** START **

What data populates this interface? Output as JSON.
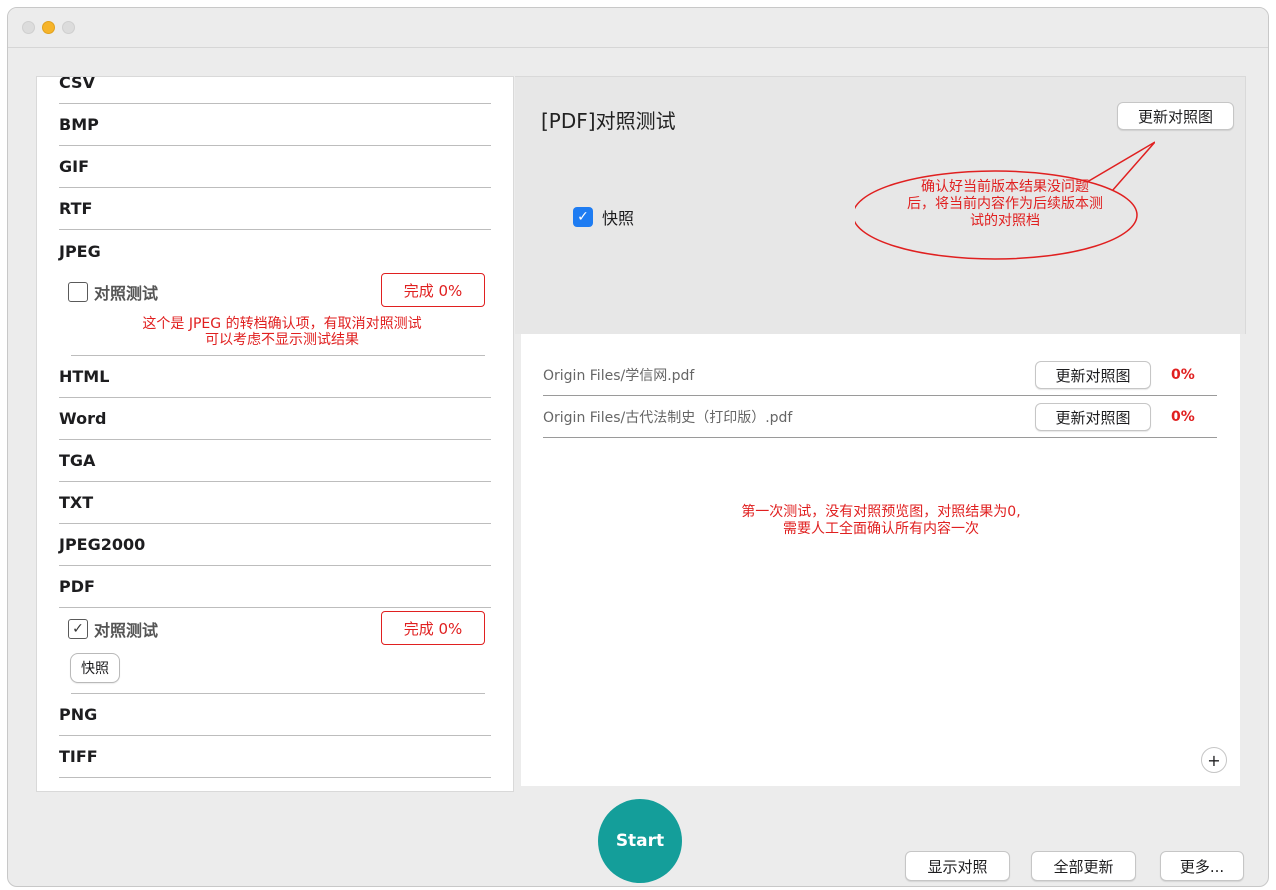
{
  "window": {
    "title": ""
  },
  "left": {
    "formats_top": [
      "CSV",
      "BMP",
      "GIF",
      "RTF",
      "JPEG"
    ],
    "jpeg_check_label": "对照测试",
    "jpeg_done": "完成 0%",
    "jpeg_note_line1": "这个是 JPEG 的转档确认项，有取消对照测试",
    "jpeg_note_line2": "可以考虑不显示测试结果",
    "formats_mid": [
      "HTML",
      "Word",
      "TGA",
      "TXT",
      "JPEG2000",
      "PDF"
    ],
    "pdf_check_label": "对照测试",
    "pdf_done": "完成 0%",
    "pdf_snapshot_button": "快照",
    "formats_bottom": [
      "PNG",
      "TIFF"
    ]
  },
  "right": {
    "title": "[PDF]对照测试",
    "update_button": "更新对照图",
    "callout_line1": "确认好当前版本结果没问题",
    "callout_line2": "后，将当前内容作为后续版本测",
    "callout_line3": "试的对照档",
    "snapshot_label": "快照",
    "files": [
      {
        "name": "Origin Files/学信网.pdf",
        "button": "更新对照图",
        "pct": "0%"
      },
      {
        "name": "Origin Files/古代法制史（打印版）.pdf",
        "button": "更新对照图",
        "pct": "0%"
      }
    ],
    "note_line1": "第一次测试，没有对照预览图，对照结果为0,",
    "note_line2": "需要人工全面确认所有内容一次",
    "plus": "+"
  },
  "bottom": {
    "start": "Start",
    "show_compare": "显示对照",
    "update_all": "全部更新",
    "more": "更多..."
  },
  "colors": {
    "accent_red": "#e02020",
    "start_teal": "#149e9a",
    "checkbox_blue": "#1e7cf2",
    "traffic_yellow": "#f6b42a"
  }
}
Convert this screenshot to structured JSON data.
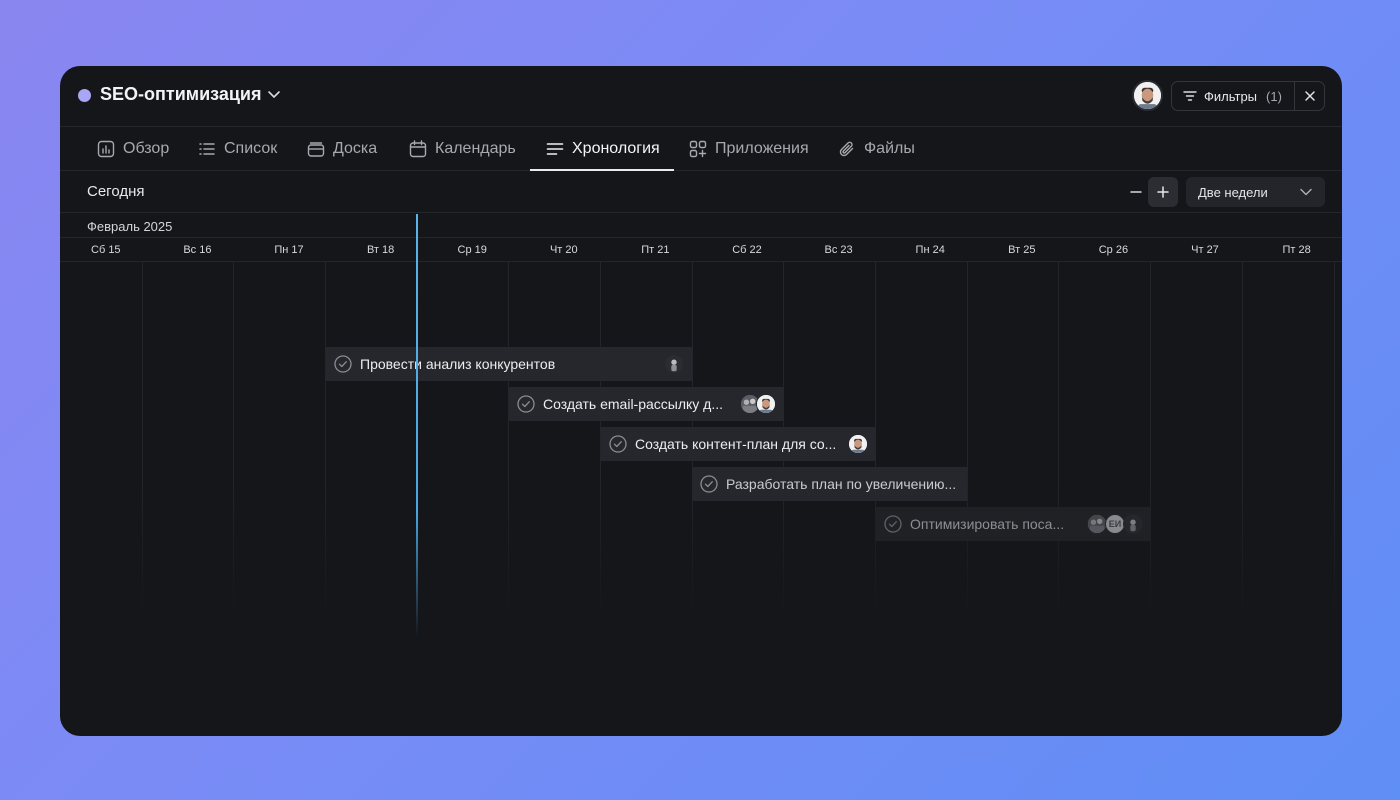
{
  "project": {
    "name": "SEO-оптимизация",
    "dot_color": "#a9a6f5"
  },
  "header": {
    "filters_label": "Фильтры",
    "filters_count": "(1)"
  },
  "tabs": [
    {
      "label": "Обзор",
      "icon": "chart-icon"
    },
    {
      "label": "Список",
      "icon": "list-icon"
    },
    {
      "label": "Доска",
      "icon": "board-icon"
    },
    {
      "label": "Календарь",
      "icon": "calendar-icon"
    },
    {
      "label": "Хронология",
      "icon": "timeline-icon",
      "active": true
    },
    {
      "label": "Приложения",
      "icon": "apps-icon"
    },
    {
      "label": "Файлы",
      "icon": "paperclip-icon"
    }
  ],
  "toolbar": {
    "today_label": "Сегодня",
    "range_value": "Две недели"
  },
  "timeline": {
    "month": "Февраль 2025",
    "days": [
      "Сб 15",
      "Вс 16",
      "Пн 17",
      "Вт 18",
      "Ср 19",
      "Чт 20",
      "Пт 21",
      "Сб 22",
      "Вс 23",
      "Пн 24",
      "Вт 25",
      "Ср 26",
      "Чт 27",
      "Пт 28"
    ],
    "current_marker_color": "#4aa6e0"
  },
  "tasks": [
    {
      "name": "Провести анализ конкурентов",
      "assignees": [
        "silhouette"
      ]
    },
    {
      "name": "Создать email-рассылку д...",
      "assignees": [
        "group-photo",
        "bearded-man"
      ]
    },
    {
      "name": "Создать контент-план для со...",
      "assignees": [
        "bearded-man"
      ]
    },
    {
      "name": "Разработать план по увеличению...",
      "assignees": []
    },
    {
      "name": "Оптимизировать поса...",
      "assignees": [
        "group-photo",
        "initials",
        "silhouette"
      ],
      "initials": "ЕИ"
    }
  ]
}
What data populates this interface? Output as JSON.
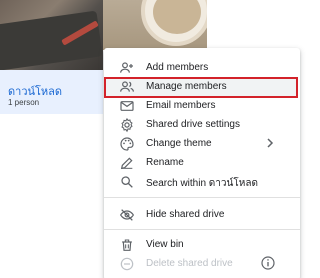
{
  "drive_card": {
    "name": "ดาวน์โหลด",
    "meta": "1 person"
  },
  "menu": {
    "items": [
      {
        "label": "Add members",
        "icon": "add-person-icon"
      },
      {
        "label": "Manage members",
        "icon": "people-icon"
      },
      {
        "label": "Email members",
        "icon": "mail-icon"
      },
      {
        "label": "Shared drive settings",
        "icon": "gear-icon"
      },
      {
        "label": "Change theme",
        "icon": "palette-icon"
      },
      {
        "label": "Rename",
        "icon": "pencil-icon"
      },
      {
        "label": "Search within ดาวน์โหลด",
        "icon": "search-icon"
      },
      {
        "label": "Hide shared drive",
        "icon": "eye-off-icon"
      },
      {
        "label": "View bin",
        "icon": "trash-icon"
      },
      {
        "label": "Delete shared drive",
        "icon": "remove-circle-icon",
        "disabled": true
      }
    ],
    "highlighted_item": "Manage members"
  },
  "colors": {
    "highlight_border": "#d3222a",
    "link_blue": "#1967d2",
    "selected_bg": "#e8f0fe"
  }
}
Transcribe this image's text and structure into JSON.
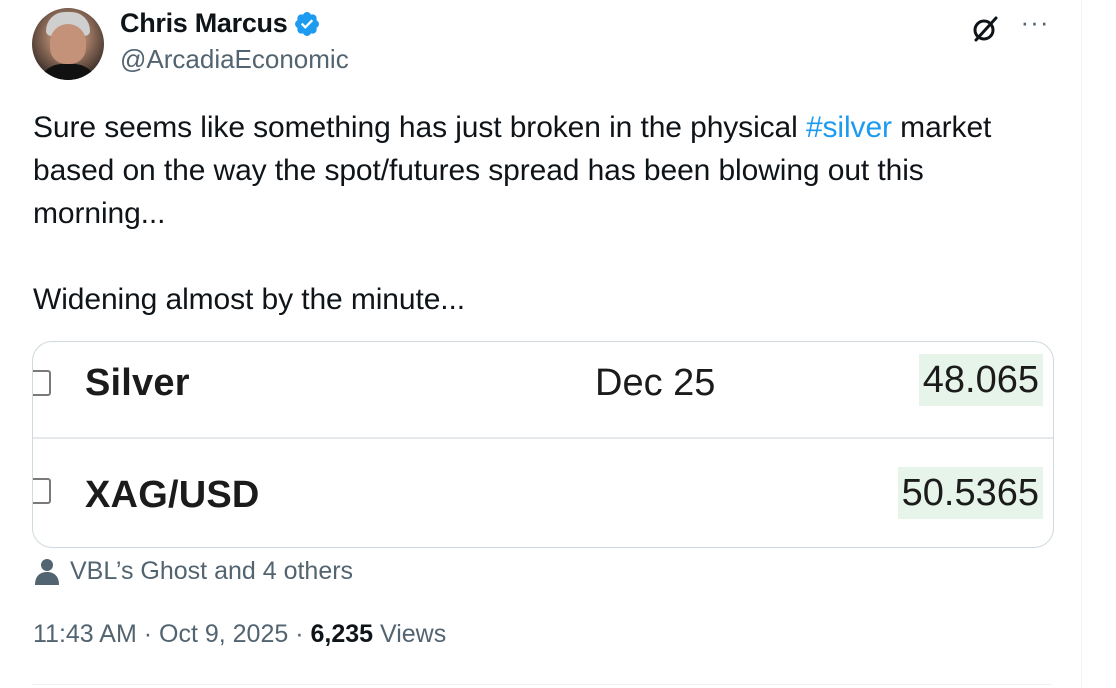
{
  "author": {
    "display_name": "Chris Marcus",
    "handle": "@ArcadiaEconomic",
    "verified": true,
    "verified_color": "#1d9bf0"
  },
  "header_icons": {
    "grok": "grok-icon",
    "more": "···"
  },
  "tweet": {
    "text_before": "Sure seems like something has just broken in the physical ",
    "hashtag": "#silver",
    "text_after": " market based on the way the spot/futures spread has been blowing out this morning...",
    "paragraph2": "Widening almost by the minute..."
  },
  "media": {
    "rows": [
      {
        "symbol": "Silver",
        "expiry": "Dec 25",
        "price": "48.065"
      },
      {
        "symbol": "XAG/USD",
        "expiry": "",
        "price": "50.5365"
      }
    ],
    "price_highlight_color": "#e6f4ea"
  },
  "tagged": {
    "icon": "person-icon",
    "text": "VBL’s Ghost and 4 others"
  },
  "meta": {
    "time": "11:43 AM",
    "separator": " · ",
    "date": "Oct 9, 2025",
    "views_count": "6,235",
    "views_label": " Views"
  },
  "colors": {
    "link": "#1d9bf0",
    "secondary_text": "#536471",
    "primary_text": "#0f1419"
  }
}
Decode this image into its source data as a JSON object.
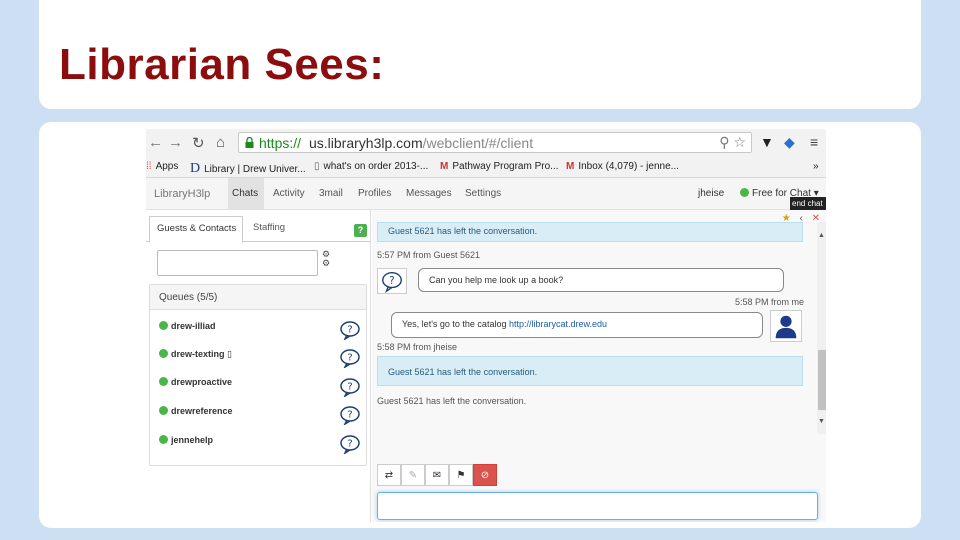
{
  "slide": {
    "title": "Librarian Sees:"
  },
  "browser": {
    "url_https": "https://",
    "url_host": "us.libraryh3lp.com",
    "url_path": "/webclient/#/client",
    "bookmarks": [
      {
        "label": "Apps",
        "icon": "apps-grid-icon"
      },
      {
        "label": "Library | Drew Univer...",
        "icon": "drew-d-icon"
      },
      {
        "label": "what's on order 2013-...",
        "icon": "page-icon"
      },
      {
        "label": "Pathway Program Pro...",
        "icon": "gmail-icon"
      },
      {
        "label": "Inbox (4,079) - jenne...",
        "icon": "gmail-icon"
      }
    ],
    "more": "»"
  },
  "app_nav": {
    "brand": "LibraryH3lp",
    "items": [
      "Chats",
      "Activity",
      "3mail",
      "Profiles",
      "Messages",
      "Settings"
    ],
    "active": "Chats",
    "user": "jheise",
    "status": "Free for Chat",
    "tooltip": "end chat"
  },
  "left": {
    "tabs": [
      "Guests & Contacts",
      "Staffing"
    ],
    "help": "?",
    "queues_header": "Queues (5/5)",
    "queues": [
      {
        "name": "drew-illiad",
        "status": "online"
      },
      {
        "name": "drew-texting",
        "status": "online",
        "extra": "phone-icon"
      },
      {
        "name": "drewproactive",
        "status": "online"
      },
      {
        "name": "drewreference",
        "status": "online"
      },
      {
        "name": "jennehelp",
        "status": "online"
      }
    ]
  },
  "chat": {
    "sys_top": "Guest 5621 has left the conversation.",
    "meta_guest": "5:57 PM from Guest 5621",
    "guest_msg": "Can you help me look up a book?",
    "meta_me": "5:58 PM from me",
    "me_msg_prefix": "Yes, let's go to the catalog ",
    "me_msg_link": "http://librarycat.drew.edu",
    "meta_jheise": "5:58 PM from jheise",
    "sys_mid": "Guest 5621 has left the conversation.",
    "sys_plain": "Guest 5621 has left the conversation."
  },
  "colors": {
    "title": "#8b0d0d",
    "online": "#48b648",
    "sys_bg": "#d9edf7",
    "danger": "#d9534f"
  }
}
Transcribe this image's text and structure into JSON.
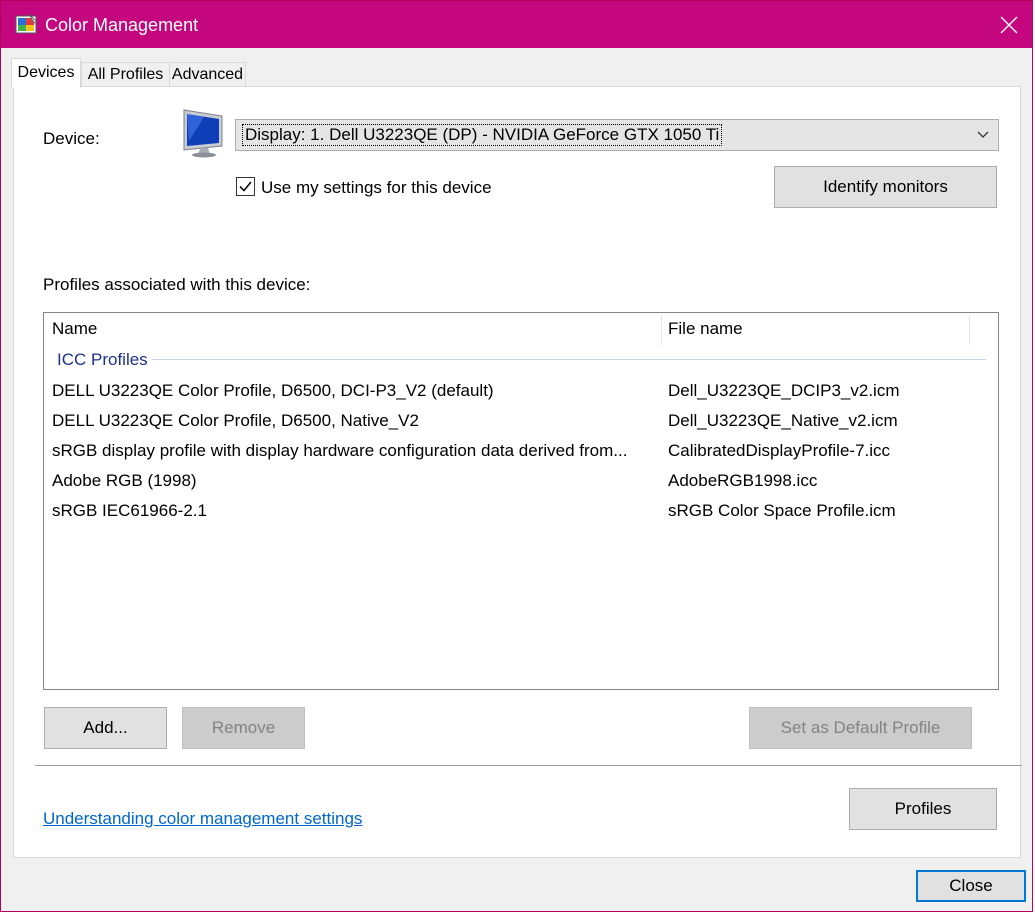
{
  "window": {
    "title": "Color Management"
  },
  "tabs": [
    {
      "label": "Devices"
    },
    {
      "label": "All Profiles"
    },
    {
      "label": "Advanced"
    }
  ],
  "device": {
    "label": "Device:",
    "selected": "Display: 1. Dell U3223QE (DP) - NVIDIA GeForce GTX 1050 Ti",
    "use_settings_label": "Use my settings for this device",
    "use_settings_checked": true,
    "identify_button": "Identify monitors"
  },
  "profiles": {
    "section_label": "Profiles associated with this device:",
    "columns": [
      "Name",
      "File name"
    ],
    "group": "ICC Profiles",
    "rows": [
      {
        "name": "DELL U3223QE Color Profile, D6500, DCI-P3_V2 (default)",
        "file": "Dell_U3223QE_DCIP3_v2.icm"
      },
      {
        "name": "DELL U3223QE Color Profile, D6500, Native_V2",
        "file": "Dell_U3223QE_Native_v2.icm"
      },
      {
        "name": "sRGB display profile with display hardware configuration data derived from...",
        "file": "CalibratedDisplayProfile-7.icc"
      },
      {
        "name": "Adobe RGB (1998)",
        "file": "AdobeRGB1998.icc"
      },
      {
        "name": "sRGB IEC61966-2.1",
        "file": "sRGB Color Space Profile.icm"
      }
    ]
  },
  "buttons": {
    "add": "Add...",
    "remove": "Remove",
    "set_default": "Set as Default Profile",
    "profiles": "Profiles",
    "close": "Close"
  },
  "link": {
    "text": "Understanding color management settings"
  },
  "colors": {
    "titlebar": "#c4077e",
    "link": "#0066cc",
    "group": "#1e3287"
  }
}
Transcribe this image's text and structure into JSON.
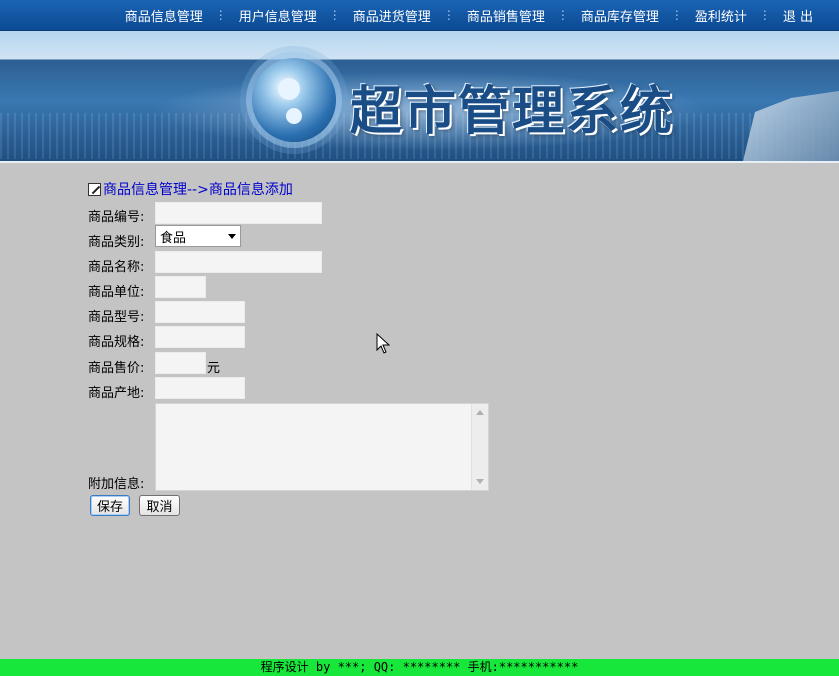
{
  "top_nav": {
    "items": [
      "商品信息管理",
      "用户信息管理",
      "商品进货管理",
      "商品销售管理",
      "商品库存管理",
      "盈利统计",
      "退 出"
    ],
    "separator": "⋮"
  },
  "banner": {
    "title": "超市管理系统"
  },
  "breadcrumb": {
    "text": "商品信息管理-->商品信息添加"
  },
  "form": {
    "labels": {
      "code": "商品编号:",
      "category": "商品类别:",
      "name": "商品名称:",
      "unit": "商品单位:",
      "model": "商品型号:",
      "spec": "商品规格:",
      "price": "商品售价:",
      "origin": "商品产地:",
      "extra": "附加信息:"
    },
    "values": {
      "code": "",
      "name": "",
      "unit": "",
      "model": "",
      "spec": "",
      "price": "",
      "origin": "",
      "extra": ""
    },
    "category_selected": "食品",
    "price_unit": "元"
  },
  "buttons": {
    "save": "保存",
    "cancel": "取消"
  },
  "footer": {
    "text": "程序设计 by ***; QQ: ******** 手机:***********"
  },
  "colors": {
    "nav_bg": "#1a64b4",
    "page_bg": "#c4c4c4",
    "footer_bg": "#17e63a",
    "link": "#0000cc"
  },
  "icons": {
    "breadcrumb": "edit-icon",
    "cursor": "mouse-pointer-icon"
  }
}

** END **

Exercise:
Filter for "jheise". Return all lines that hold it.

Solution to the exercise:
    "user": "jheise",
    "meta_jheise": "5:58 PM from jheise",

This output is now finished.